* **What you are asked to do**
Look through the material below. Copy every line with the string "Africa" in it.

------------

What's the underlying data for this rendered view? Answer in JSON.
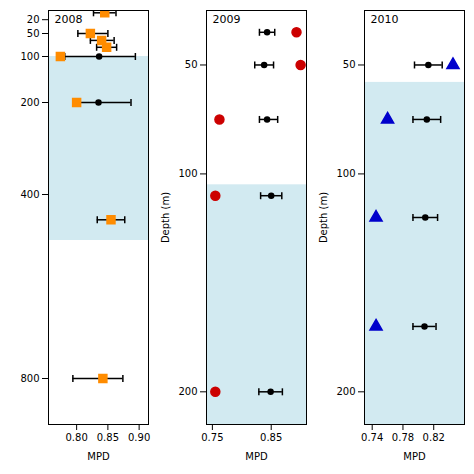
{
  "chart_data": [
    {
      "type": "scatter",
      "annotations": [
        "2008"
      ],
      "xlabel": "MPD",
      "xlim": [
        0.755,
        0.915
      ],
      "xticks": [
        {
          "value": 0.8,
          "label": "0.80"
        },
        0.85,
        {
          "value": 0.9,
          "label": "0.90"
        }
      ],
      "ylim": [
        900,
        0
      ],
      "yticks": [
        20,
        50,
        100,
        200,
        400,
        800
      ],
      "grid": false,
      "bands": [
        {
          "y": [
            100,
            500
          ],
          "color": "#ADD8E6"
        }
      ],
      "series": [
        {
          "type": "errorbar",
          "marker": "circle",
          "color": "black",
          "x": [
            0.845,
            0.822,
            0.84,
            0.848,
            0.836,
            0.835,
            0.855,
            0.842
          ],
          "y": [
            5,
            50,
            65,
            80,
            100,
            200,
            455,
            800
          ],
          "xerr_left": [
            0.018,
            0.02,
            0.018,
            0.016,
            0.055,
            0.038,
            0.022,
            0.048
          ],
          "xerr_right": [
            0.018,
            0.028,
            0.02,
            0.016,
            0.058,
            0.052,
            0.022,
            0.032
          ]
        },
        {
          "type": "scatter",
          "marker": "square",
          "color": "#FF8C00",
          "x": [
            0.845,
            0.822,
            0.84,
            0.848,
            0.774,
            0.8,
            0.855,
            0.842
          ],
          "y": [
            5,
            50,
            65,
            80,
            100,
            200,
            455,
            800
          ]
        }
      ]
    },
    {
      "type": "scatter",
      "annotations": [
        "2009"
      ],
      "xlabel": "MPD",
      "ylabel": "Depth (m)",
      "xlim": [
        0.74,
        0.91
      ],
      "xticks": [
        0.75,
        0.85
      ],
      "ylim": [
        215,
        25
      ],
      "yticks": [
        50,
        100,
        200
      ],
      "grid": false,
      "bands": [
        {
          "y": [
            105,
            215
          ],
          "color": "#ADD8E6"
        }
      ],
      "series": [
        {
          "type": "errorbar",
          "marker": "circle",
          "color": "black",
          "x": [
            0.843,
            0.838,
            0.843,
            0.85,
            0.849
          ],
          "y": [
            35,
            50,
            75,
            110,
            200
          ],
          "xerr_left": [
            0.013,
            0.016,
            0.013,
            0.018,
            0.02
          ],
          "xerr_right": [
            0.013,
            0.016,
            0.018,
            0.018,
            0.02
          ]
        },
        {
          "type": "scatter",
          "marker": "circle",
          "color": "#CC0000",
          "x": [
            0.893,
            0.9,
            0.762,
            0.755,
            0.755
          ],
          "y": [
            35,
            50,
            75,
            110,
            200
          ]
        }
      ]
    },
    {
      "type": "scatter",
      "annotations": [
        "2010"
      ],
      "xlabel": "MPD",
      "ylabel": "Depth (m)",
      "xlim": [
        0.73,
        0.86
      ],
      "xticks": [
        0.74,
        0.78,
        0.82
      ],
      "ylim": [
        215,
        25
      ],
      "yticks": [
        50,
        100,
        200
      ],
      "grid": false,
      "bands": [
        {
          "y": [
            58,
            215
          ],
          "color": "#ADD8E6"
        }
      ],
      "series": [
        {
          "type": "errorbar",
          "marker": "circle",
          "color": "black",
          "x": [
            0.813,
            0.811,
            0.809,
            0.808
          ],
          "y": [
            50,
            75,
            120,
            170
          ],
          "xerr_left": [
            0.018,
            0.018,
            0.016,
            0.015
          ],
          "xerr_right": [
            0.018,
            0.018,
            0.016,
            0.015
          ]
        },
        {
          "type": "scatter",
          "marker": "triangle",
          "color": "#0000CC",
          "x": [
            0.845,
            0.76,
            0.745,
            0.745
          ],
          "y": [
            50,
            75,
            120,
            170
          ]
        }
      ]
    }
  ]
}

------------

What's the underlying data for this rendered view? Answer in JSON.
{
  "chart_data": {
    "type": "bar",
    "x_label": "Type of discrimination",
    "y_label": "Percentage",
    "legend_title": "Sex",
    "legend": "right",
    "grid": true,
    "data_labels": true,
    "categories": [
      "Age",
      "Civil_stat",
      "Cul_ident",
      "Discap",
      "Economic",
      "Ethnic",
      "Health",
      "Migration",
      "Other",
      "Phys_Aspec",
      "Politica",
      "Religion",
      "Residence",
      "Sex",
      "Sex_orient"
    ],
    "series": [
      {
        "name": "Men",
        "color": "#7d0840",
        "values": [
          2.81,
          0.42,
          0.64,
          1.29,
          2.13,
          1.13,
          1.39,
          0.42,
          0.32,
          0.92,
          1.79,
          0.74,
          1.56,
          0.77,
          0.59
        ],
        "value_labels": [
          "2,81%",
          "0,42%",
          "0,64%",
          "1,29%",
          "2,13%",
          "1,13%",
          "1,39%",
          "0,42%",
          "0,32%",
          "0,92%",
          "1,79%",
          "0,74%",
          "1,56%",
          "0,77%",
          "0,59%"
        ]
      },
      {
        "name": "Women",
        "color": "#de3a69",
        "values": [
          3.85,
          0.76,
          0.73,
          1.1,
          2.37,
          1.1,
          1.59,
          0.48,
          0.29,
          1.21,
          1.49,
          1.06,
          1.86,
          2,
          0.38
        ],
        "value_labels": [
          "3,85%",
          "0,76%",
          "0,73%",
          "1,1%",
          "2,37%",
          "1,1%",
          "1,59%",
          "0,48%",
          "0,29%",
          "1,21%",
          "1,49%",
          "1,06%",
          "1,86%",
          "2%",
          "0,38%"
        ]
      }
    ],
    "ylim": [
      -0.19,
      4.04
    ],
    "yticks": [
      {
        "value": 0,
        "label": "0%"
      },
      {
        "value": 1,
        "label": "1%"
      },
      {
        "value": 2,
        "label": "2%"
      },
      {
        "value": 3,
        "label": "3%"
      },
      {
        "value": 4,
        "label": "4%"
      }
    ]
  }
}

------------

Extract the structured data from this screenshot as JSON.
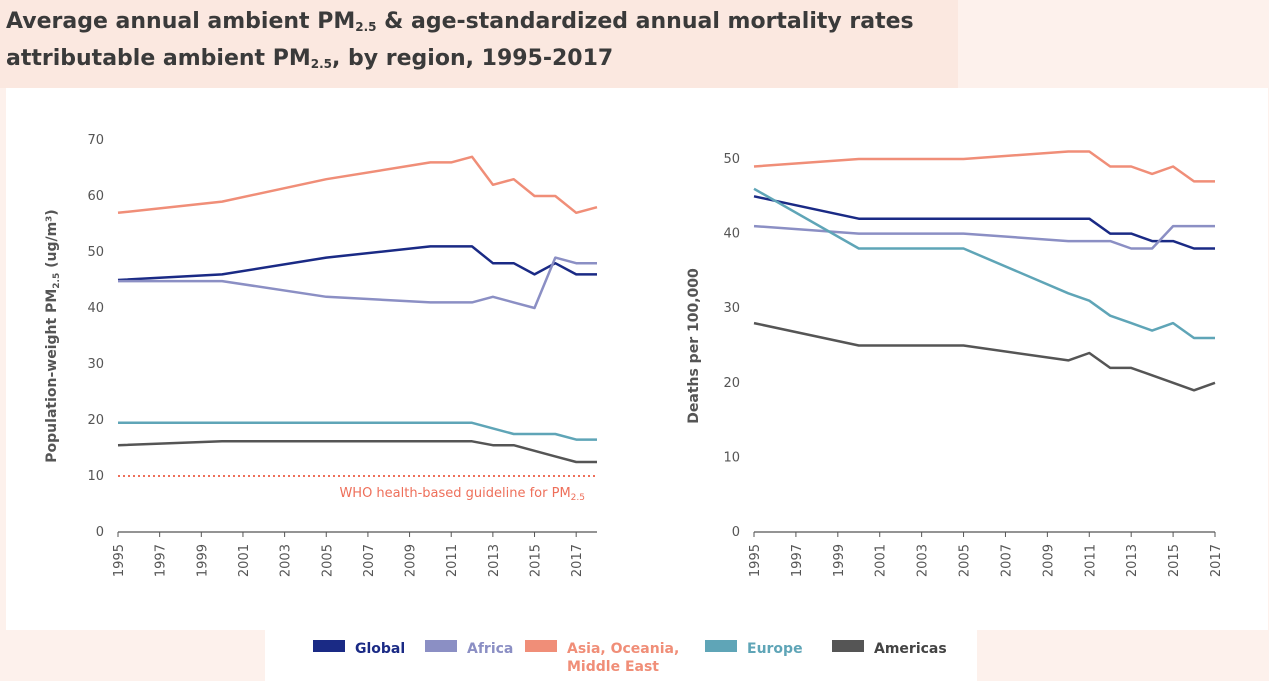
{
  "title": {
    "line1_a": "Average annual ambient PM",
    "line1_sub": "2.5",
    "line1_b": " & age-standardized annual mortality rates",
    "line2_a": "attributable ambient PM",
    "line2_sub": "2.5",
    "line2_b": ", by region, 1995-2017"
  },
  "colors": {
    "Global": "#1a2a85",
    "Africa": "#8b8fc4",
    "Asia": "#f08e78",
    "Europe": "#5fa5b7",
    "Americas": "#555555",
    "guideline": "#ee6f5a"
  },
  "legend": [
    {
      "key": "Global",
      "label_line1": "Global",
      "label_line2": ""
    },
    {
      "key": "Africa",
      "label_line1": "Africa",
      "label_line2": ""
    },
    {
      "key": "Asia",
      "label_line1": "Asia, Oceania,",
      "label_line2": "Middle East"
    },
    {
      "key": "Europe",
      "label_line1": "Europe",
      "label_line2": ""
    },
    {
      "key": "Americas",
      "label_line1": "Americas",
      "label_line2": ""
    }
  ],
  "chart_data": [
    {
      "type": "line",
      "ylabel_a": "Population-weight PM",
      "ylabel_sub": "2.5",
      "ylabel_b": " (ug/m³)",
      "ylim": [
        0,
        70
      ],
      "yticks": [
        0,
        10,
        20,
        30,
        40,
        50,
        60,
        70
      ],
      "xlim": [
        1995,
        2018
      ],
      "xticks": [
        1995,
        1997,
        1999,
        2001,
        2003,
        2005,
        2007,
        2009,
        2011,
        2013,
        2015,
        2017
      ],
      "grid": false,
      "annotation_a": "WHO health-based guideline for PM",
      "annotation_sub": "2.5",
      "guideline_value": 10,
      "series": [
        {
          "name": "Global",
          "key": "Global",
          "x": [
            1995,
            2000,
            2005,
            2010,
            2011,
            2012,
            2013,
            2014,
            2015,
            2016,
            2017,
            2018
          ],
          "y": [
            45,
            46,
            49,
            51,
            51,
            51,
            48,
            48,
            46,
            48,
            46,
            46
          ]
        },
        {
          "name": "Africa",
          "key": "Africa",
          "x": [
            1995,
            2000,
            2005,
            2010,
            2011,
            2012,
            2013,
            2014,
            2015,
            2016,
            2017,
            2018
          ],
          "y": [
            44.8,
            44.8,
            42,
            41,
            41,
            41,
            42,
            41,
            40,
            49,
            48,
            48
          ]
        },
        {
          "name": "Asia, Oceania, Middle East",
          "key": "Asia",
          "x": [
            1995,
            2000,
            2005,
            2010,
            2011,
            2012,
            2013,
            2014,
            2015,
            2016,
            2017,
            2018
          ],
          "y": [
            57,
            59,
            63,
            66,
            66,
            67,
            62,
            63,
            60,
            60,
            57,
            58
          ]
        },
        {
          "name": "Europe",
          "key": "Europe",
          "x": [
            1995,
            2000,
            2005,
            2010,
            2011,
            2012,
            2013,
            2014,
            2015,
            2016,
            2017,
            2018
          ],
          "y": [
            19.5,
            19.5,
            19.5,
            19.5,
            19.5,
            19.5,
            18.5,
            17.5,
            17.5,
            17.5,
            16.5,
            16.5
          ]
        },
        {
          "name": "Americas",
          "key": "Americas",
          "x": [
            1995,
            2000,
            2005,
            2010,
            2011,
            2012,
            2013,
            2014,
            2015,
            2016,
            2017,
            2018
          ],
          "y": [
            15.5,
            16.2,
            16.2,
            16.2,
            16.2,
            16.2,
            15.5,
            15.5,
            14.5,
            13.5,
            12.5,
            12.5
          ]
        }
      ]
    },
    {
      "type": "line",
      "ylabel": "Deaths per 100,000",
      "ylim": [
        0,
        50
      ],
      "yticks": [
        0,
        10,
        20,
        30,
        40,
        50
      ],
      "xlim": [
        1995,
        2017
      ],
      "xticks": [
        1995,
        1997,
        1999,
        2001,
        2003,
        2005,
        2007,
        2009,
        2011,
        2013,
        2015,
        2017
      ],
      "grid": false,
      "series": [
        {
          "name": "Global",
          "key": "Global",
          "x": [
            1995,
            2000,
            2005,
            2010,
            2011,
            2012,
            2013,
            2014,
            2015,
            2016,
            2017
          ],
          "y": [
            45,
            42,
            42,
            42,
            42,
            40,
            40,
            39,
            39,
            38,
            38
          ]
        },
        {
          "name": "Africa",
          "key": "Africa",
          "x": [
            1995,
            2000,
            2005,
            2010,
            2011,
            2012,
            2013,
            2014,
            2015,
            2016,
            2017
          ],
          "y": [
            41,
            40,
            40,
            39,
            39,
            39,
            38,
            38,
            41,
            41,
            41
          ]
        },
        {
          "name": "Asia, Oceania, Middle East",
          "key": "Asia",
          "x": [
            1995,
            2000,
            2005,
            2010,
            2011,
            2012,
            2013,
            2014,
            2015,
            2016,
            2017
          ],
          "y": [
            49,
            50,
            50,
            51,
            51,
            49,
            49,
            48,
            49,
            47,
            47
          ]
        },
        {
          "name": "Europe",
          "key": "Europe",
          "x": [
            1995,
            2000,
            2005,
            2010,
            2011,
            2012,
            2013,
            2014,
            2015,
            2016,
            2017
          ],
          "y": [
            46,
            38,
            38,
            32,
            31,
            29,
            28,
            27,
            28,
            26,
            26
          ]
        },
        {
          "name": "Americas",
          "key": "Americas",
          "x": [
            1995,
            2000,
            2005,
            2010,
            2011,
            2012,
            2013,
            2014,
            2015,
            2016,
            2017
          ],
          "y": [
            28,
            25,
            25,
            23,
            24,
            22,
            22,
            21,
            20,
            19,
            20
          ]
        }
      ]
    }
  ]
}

------------

* **Task output**
    "Africa": "#8b8fc4",
      "key": "Africa",
      "label_line1": "Africa",
          "name": "Africa",
          "key": "Africa",
          "name": "Africa",
          "key": "Africa",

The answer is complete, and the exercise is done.